━━ Supplied data ━━

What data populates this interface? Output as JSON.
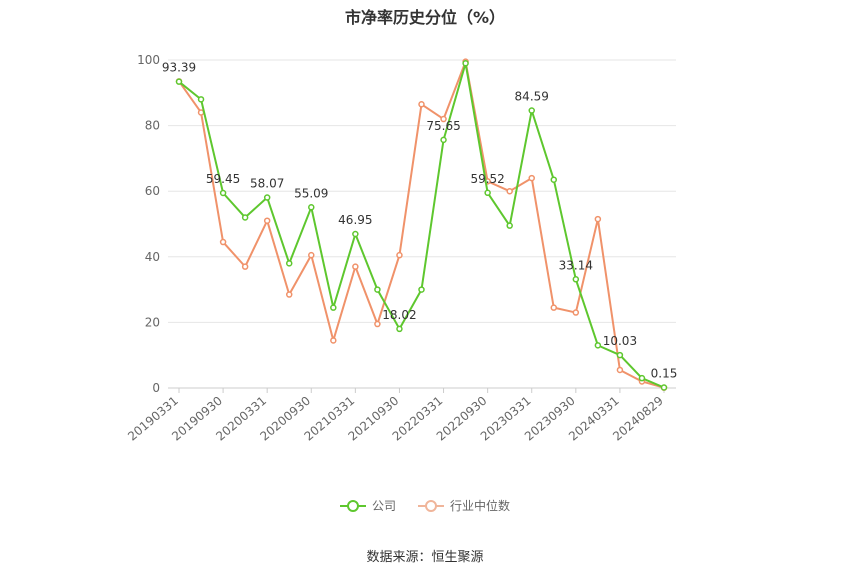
{
  "chart_data": {
    "type": "line",
    "title": "市净率历史分位（%）",
    "ylim": [
      0,
      100
    ],
    "yticks": [
      0,
      20,
      40,
      60,
      80,
      100
    ],
    "x_tick_labels": [
      "20190331",
      "20190930",
      "20200331",
      "20200930",
      "20210331",
      "20210930",
      "20220331",
      "20220930",
      "20230331",
      "20230930",
      "20240331",
      "20240829"
    ],
    "x": [
      "20190331",
      "20190630",
      "20190930",
      "20191231",
      "20200331",
      "20200630",
      "20200930",
      "20201231",
      "20210331",
      "20210630",
      "20210930",
      "20211231",
      "20220331",
      "20220630",
      "20220930",
      "20221231",
      "20230331",
      "20230630",
      "20230930",
      "20231231",
      "20240331",
      "20240630",
      "20240829"
    ],
    "series": [
      {
        "name": "公司",
        "color": "#5ec72e",
        "values": [
          93.39,
          88,
          59.45,
          52,
          58.07,
          38,
          55.09,
          24.5,
          46.95,
          30,
          18.02,
          30,
          75.65,
          99,
          59.52,
          49.5,
          84.59,
          63.5,
          33.14,
          13,
          10.03,
          3,
          0.15
        ],
        "labels": [
          "93.39",
          "",
          "59.45",
          "",
          "58.07",
          "",
          "55.09",
          "",
          "46.95",
          "",
          "18.02",
          "",
          "75.65",
          "",
          "59.52",
          "",
          "84.59",
          "",
          "33.14",
          "",
          "10.03",
          "",
          "0.15"
        ]
      },
      {
        "name": "行业中位数",
        "color": "#f0926a",
        "values": [
          93.5,
          84,
          44.5,
          37,
          51,
          28.5,
          40.5,
          14.5,
          37,
          19.5,
          40.5,
          86.5,
          82,
          99.5,
          63,
          60,
          64,
          24.5,
          23,
          51.5,
          5.5,
          2,
          0.1
        ]
      }
    ],
    "grid": true,
    "legend_position": "bottom-center"
  },
  "source": "数据来源：恒生聚源"
}
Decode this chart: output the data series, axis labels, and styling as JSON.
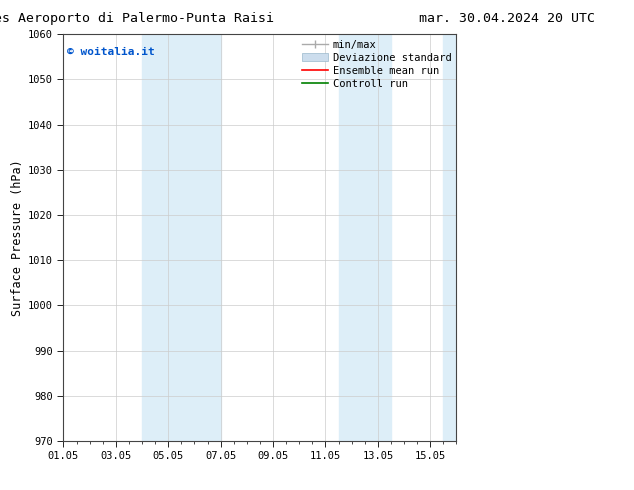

━━━

Your goal: Look through the data above. Copy every line with the string "this" in it.

Solution:
What data populates this interface? Output as JSON.
Decode this chart: output the data series, axis labels, and styling as JSON.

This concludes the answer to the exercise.